» Saved data entries:
**********

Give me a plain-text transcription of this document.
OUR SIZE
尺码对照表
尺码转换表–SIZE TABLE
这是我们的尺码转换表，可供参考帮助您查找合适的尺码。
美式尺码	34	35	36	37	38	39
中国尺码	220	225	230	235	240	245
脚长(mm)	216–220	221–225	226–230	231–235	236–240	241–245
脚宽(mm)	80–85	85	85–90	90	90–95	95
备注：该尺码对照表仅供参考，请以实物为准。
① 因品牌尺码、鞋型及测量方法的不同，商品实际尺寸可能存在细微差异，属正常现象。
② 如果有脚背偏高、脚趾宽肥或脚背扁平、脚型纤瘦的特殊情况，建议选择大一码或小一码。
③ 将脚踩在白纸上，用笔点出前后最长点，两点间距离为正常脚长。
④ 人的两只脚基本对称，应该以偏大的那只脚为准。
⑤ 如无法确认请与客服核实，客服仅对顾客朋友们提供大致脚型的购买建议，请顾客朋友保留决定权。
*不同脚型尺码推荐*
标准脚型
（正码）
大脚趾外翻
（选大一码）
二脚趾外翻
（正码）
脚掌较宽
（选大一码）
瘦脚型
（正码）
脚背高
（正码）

**********

» Instructions for the task: Print the whole listing again, exactly.

» Task output:
Give me a plain-text transcription of this document.
OUR SIZE
尺码对照表
尺码转换表–SIZE TABLE
这是我们的尺码转换表，可供参考帮助您查找合适的尺码。
美式尺码	34	35	36	37	38	39
中国尺码	220	225	230	235	240	245
脚长(mm)	216–220	221–225	226–230	231–235	236–240	241–245
脚宽(mm)	80–85	85	85–90	90	90–95	95
备注：该尺码对照表仅供参考，请以实物为准。
① 因品牌尺码、鞋型及测量方法的不同，商品实际尺寸可能存在细微差异，属正常现象。
② 如果有脚背偏高、脚趾宽肥或脚背扁平、脚型纤瘦的特殊情况，建议选择大一码或小一码。
③ 将脚踩在白纸上，用笔点出前后最长点，两点间距离为正常脚长。
④ 人的两只脚基本对称，应该以偏大的那只脚为准。
⑤ 如无法确认请与客服核实，客服仅对顾客朋友们提供大致脚型的购买建议，请顾客朋友保留决定权。
*不同脚型尺码推荐*
标准脚型
（正码）
大脚趾外翻
（选大一码）
二脚趾外翻
（正码）
脚掌较宽
（选大一码）
瘦脚型
（正码）
脚背高
（正码）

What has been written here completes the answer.